_Problem statement_. Pick every line with "projects" from the material below.

_Stored data_.
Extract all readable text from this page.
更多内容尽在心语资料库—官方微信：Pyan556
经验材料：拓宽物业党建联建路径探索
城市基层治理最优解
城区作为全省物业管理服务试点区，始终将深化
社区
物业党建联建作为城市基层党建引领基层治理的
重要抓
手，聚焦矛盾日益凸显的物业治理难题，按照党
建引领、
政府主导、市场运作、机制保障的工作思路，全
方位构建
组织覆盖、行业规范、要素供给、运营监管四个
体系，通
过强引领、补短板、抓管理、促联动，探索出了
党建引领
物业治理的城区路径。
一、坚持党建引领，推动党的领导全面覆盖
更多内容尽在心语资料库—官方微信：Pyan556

--

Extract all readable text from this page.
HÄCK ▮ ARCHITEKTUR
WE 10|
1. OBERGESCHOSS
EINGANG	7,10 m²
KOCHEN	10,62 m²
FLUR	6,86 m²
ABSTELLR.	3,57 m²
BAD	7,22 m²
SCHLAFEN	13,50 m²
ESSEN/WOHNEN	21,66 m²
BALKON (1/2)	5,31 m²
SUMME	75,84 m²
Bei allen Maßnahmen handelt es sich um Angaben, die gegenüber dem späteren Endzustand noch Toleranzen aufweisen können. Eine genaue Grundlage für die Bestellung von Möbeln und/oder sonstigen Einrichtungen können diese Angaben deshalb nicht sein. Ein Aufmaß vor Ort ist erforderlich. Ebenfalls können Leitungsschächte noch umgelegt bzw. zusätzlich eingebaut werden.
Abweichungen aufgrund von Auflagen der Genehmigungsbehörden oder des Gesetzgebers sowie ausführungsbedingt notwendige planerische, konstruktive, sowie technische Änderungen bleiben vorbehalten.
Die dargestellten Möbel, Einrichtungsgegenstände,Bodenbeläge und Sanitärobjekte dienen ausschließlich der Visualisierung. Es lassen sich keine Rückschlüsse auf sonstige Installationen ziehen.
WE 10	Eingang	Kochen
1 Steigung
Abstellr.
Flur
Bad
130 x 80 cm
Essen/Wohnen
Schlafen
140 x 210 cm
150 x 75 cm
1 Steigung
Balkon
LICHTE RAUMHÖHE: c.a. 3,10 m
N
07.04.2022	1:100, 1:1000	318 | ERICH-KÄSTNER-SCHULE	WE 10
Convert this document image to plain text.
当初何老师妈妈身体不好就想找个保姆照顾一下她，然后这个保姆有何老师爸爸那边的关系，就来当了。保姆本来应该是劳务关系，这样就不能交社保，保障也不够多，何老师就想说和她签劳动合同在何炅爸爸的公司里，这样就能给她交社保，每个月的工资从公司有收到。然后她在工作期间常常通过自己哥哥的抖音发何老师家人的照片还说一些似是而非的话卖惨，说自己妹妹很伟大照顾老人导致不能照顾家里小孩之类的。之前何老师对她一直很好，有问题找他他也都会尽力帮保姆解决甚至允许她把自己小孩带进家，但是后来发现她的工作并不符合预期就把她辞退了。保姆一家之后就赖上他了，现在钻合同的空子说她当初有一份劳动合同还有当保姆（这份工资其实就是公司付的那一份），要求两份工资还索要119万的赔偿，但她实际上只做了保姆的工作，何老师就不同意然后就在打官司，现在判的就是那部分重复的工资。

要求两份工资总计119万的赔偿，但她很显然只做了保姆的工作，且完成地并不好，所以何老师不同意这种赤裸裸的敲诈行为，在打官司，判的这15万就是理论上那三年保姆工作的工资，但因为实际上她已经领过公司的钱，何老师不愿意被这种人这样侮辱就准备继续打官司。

...

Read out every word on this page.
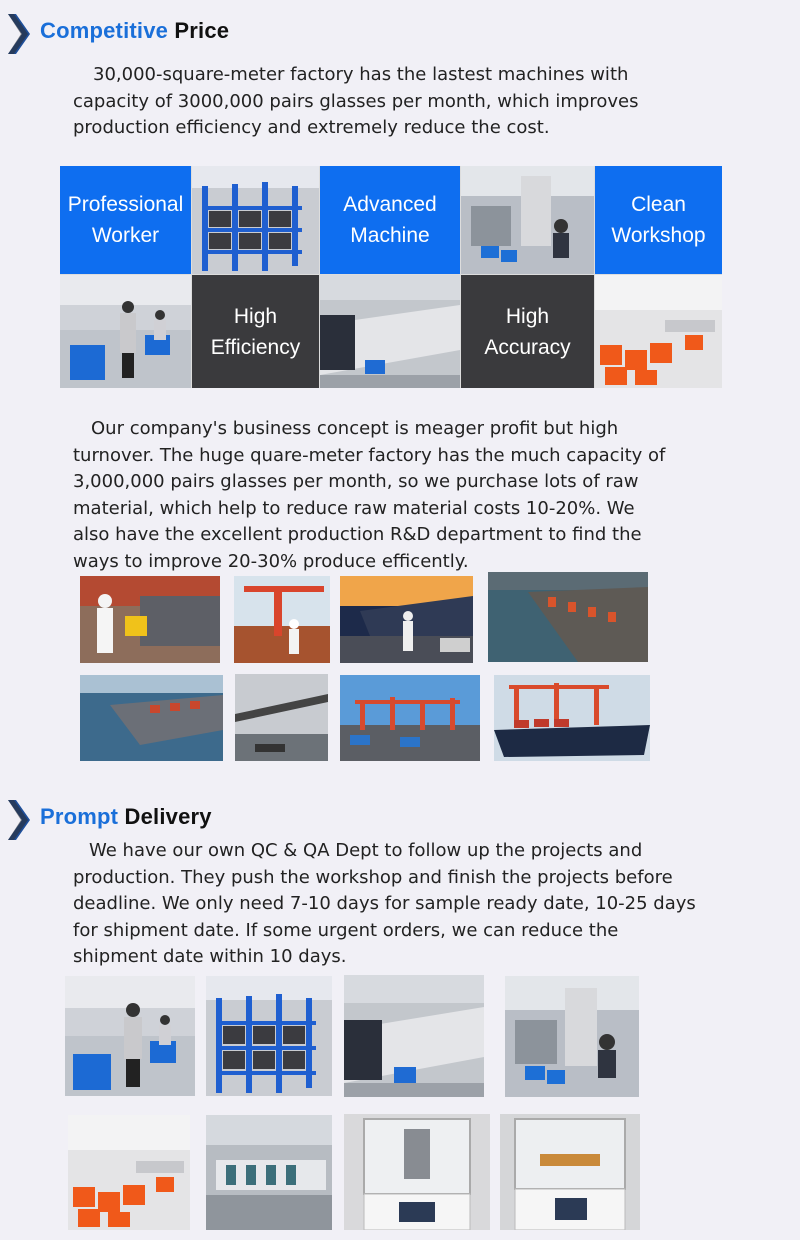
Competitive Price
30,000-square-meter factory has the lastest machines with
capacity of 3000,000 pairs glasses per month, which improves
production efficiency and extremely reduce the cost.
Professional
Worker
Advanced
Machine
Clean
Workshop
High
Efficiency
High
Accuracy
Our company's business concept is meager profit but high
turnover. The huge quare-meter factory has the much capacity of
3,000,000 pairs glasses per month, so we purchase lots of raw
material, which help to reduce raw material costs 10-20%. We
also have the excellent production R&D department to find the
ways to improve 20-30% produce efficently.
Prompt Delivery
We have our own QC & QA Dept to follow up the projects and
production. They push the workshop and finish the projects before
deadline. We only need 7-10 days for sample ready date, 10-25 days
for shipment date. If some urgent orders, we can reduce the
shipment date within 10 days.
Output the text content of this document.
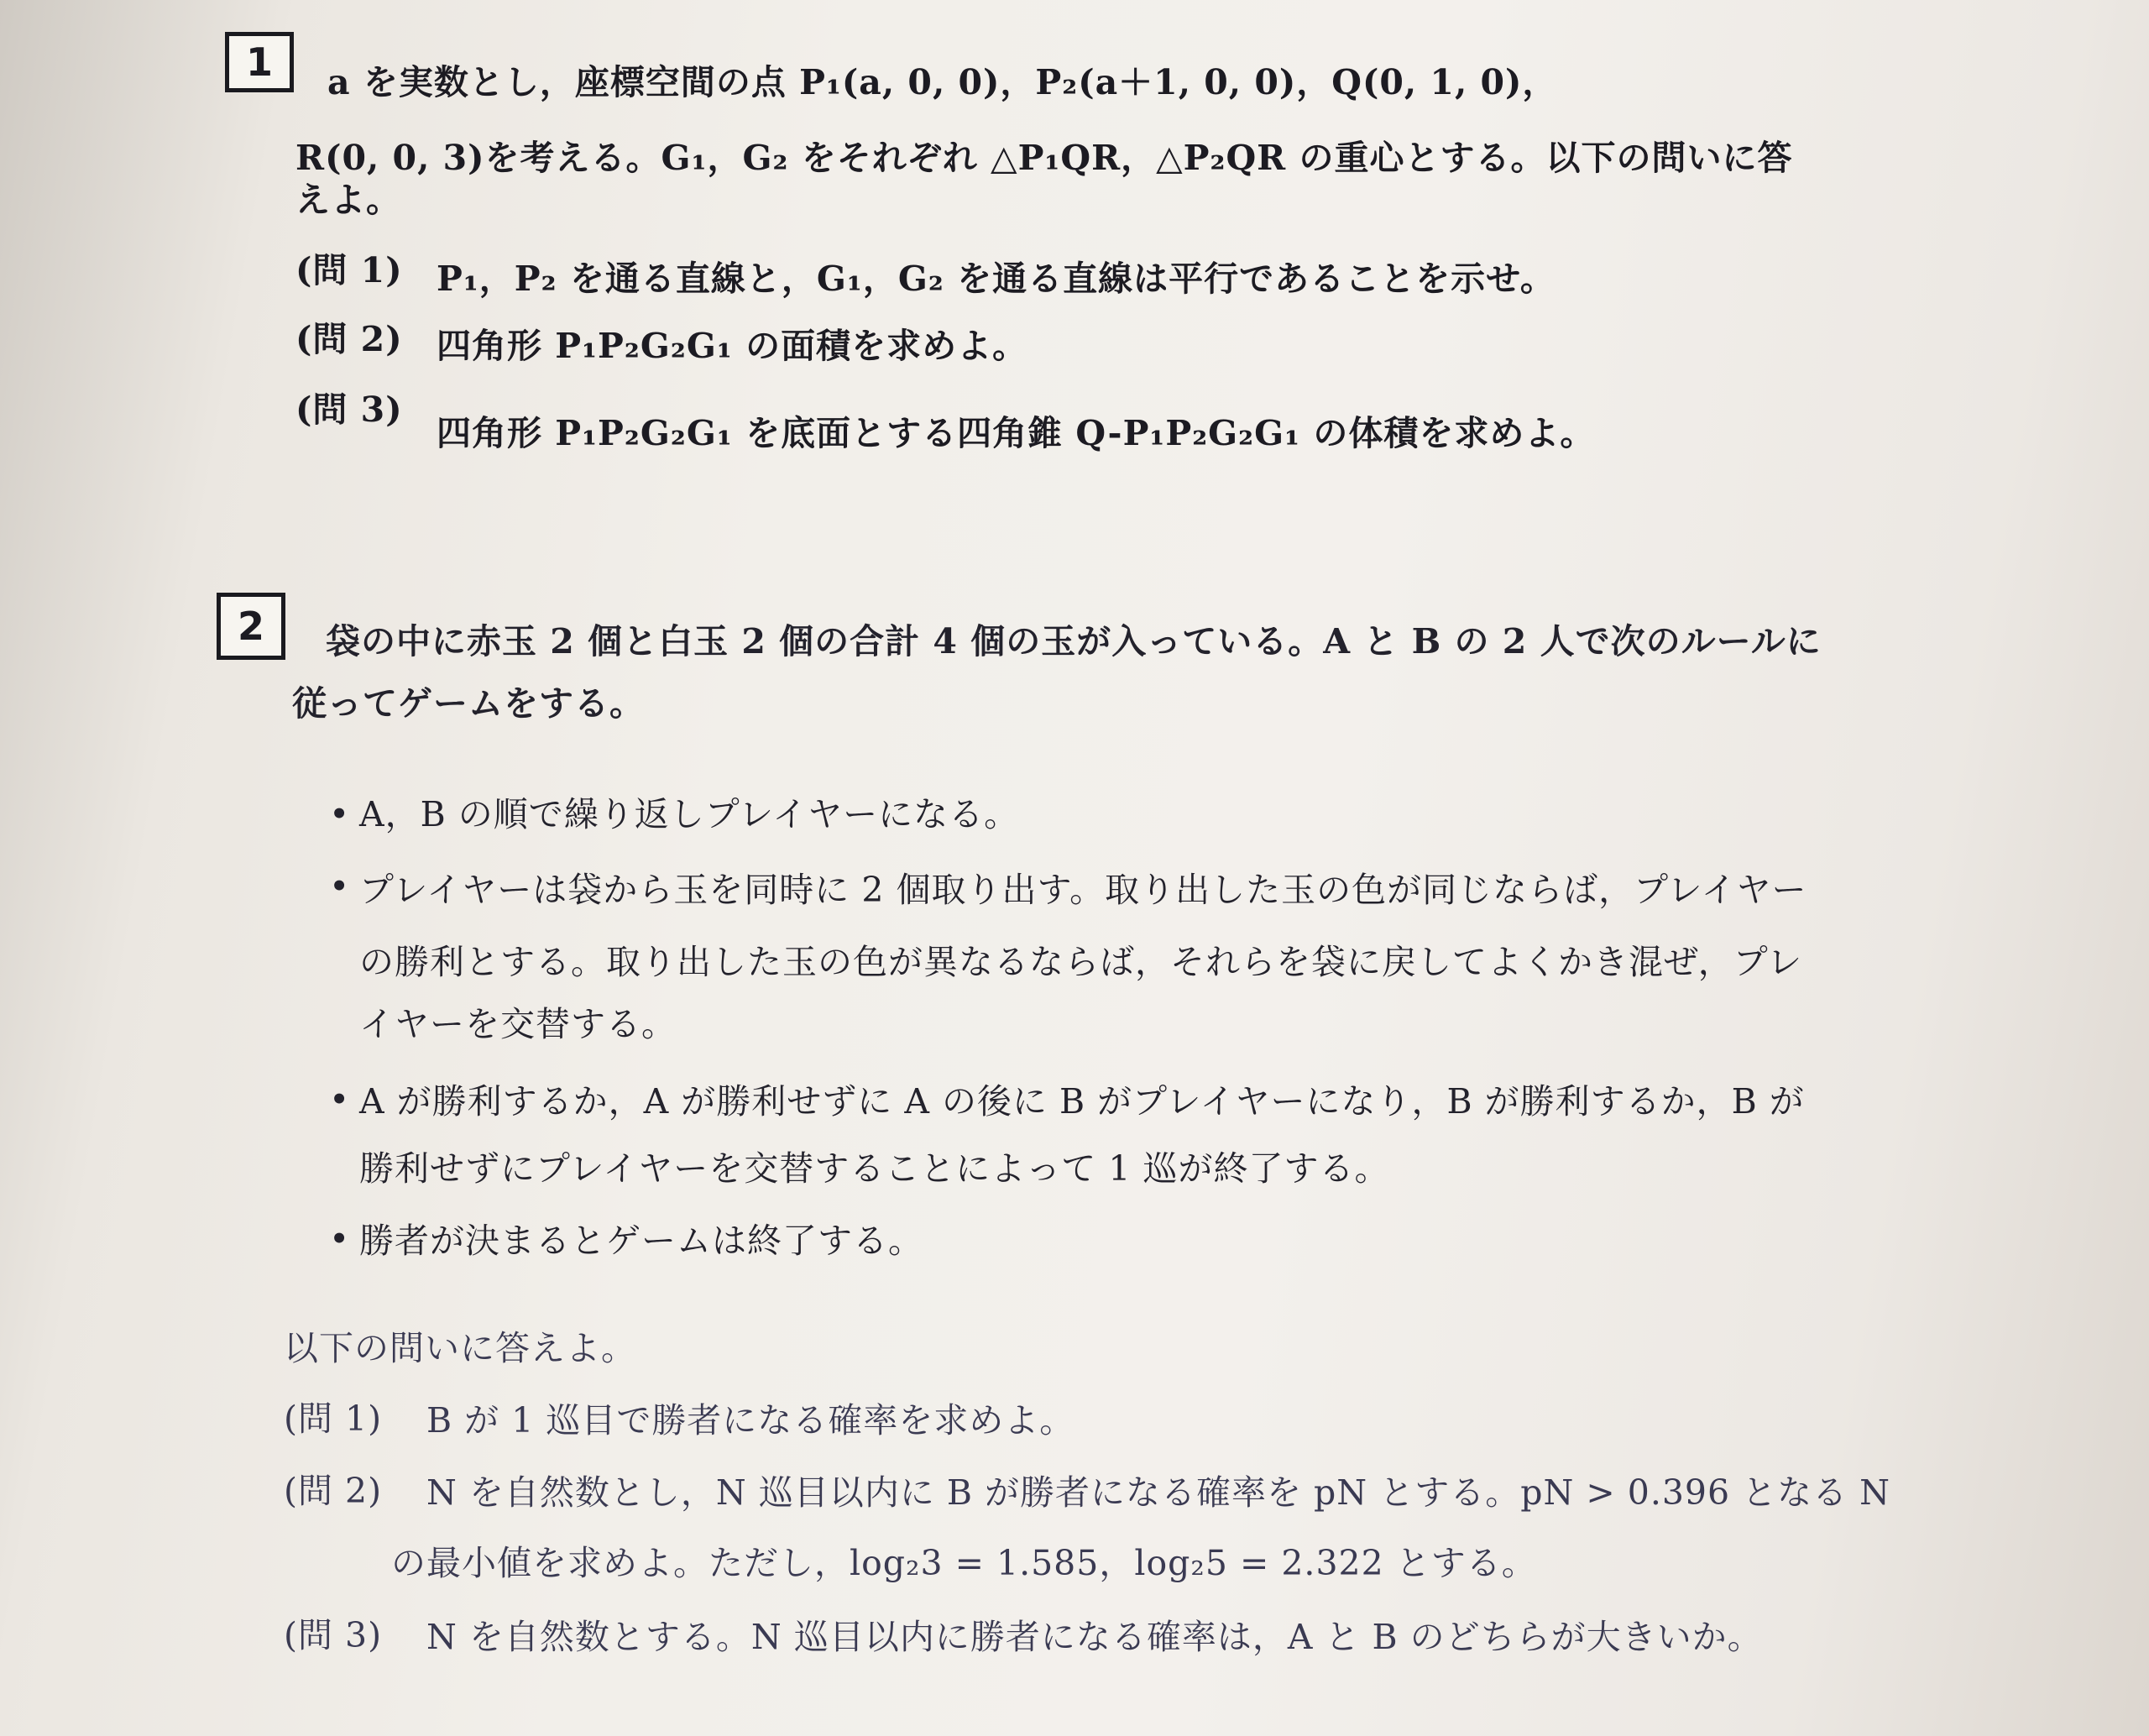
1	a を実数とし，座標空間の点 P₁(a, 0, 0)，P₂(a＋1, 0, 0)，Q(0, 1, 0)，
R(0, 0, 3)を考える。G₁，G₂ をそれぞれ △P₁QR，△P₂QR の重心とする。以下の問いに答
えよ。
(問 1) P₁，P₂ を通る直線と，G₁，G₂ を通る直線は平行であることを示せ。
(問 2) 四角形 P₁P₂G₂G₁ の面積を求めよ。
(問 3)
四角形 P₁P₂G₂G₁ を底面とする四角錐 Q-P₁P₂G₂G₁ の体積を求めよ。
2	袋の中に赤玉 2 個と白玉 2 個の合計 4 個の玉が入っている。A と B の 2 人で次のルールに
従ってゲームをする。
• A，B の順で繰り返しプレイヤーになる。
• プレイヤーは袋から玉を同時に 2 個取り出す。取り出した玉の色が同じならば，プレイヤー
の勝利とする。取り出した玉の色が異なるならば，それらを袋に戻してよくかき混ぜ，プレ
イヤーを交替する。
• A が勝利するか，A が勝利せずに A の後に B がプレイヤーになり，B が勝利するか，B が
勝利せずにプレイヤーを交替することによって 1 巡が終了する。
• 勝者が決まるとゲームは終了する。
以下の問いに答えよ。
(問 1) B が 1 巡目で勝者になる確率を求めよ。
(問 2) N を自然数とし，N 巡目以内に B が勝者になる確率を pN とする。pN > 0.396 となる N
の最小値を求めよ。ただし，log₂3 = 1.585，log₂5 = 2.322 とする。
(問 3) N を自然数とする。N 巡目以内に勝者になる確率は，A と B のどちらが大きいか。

_Result below_.
We have our own QC & QA Dept to follow up the projects and
production. They push the workshop and finish the projects before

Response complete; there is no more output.